**Aim of the task:** Beneath this sentence is a set of records; write each of them out exactly.

Chart and figure data:
• • • • • • •
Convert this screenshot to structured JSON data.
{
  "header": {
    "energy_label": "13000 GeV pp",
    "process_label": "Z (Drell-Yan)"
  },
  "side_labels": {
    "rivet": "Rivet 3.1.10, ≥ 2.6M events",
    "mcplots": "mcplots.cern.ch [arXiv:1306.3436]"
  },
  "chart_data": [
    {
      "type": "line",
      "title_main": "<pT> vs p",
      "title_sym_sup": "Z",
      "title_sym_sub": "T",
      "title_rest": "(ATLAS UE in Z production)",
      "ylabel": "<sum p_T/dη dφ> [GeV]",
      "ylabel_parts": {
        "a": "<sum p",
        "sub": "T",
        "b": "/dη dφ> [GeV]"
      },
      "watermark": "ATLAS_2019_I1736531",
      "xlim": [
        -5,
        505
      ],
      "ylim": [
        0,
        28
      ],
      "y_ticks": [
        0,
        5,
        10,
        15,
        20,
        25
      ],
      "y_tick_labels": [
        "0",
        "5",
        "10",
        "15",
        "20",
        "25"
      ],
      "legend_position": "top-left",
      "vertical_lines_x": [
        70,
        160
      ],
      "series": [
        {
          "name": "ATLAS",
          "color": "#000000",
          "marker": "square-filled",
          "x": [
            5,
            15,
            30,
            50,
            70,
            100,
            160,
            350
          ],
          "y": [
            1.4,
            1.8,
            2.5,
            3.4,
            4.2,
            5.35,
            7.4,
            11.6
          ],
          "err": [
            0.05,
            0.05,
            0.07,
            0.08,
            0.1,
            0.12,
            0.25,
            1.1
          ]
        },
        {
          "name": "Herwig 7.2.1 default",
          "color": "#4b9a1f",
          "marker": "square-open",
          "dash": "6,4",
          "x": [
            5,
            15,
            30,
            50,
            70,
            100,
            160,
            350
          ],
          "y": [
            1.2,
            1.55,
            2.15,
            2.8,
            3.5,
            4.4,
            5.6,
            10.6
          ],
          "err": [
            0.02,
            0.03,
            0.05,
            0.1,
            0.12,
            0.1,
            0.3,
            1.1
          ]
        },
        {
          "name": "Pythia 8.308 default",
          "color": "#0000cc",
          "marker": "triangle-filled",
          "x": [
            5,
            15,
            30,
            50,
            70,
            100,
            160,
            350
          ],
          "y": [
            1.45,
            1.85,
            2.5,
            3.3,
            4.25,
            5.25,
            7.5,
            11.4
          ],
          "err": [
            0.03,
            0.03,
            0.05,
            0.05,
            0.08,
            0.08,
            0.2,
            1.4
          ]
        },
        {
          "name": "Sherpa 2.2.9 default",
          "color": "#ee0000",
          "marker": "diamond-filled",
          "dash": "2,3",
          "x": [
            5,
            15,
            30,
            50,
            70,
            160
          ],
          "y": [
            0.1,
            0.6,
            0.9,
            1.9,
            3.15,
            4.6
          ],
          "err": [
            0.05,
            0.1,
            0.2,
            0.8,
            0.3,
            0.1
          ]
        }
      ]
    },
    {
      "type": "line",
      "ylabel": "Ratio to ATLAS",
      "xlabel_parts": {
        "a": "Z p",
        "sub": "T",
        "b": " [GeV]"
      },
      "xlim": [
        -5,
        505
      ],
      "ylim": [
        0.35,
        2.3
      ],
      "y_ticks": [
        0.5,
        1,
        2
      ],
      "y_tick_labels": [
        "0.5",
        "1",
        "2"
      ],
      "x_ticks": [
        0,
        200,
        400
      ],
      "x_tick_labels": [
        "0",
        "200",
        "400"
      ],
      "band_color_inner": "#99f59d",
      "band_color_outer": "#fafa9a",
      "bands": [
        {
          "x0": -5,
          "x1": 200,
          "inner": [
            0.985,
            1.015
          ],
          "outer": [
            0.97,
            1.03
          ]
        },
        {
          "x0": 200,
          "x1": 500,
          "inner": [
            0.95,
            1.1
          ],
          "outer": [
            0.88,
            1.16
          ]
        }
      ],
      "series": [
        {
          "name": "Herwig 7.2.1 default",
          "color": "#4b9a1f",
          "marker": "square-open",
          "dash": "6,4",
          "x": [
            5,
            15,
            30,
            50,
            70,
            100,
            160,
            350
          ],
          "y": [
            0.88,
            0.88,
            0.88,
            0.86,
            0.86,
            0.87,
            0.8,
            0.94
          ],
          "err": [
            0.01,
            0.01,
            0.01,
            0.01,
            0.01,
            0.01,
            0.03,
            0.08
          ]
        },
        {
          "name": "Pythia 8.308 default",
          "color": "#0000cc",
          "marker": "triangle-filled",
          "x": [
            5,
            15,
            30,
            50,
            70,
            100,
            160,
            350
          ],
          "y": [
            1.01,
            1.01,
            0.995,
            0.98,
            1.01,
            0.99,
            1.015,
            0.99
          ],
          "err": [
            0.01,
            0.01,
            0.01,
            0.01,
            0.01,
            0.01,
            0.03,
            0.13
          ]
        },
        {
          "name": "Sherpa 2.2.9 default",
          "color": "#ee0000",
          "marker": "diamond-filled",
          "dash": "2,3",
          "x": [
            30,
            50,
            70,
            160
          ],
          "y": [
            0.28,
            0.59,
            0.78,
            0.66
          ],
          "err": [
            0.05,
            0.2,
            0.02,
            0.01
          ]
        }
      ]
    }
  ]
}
• • • • • • •
**Output below:**
Convert this screenshot to structured JSON data.
{
  "header": {
    "energy_label": "13000 GeV pp",
    "process_label": "Z (Drell-Yan)"
  },
  "side_labels": {
    "rivet": "Rivet 3.1.10, ≥ 2.6M events",
    "mcplots": "mcplots.cern.ch [arXiv:1306.3436]"
  },
  "chart_data": [
    {
      "type": "line",
      "title_main": "<pT> vs p",
      "title_sym_sup": "Z",
      "title_sym_sub": "T",
      "title_rest": "(ATLAS UE in Z production)",
      "ylabel": "<sum p_T/dη dφ> [GeV]",
      "ylabel_parts": {
        "a": "<sum p",
        "sub": "T",
        "b": "/dη dφ> [GeV]"
      },
      "watermark": "ATLAS_2019_I1736531",
      "xlim": [
        -5,
        505
      ],
      "ylim": [
        0,
        28
      ],
      "y_ticks": [
        0,
        5,
        10,
        15,
        20,
        25
      ],
      "y_tick_labels": [
        "0",
        "5",
        "10",
        "15",
        "20",
        "25"
      ],
      "legend_position": "top-left",
      "vertical_lines_x": [
        70,
        160
      ],
      "series": [
        {
          "name": "ATLAS",
          "color": "#000000",
          "marker": "square-filled",
          "x": [
            5,
            15,
            30,
            50,
            70,
            100,
            160,
            350
          ],
          "y": [
            1.4,
            1.8,
            2.5,
            3.4,
            4.2,
            5.35,
            7.4,
            11.6
          ],
          "err": [
            0.05,
            0.05,
            0.07,
            0.08,
            0.1,
            0.12,
            0.25,
            1.1
          ]
        },
        {
          "name": "Herwig 7.2.1 default",
          "color": "#4b9a1f",
          "marker": "square-open",
          "dash": "6,4",
          "x": [
            5,
            15,
            30,
            50,
            70,
            100,
            160,
            350
          ],
          "y": [
            1.2,
            1.55,
            2.15,
            2.8,
            3.5,
            4.4,
            5.6,
            10.6
          ],
          "err": [
            0.02,
            0.03,
            0.05,
            0.1,
            0.12,
            0.1,
            0.3,
            1.1
          ]
        },
        {
          "name": "Pythia 8.308 default",
          "color": "#0000cc",
          "marker": "triangle-filled",
          "x": [
            5,
            15,
            30,
            50,
            70,
            100,
            160,
            350
          ],
          "y": [
            1.45,
            1.85,
            2.5,
            3.3,
            4.25,
            5.25,
            7.5,
            11.4
          ],
          "err": [
            0.03,
            0.03,
            0.05,
            0.05,
            0.08,
            0.08,
            0.2,
            1.4
          ]
        },
        {
          "name": "Sherpa 2.2.9 default",
          "color": "#ee0000",
          "marker": "diamond-filled",
          "dash": "2,3",
          "x": [
            5,
            15,
            30,
            50,
            70,
            160
          ],
          "y": [
            0.1,
            0.6,
            0.9,
            1.9,
            3.15,
            4.6
          ],
          "err": [
            0.05,
            0.1,
            0.2,
            0.8,
            0.3,
            0.1
          ]
        }
      ]
    },
    {
      "type": "line",
      "ylabel": "Ratio to ATLAS",
      "xlabel_parts": {
        "a": "Z p",
        "sub": "T",
        "b": " [GeV]"
      },
      "xlim": [
        -5,
        505
      ],
      "ylim": [
        0.35,
        2.3
      ],
      "y_ticks": [
        0.5,
        1,
        2
      ],
      "y_tick_labels": [
        "0.5",
        "1",
        "2"
      ],
      "x_ticks": [
        0,
        200,
        400
      ],
      "x_tick_labels": [
        "0",
        "200",
        "400"
      ],
      "band_color_inner": "#99f59d",
      "band_color_outer": "#fafa9a",
      "bands": [
        {
          "x0": -5,
          "x1": 200,
          "inner": [
            0.985,
            1.015
          ],
          "outer": [
            0.97,
            1.03
          ]
        },
        {
          "x0": 200,
          "x1": 500,
          "inner": [
            0.95,
            1.1
          ],
          "outer": [
            0.88,
            1.16
          ]
        }
      ],
      "series": [
        {
          "name": "Herwig 7.2.1 default",
          "color": "#4b9a1f",
          "marker": "square-open",
          "dash": "6,4",
          "x": [
            5,
            15,
            30,
            50,
            70,
            100,
            160,
            350
          ],
          "y": [
            0.88,
            0.88,
            0.88,
            0.86,
            0.86,
            0.87,
            0.8,
            0.94
          ],
          "err": [
            0.01,
            0.01,
            0.01,
            0.01,
            0.01,
            0.01,
            0.03,
            0.08
          ]
        },
        {
          "name": "Pythia 8.308 default",
          "color": "#0000cc",
          "marker": "triangle-filled",
          "x": [
            5,
            15,
            30,
            50,
            70,
            100,
            160,
            350
          ],
          "y": [
            1.01,
            1.01,
            0.995,
            0.98,
            1.01,
            0.99,
            1.015,
            0.99
          ],
          "err": [
            0.01,
            0.01,
            0.01,
            0.01,
            0.01,
            0.01,
            0.03,
            0.13
          ]
        },
        {
          "name": "Sherpa 2.2.9 default",
          "color": "#ee0000",
          "marker": "diamond-filled",
          "dash": "2,3",
          "x": [
            30,
            50,
            70,
            160
          ],
          "y": [
            0.28,
            0.59,
            0.78,
            0.66
          ],
          "err": [
            0.05,
            0.2,
            0.02,
            0.01
          ]
        }
      ]
    }
  ]
}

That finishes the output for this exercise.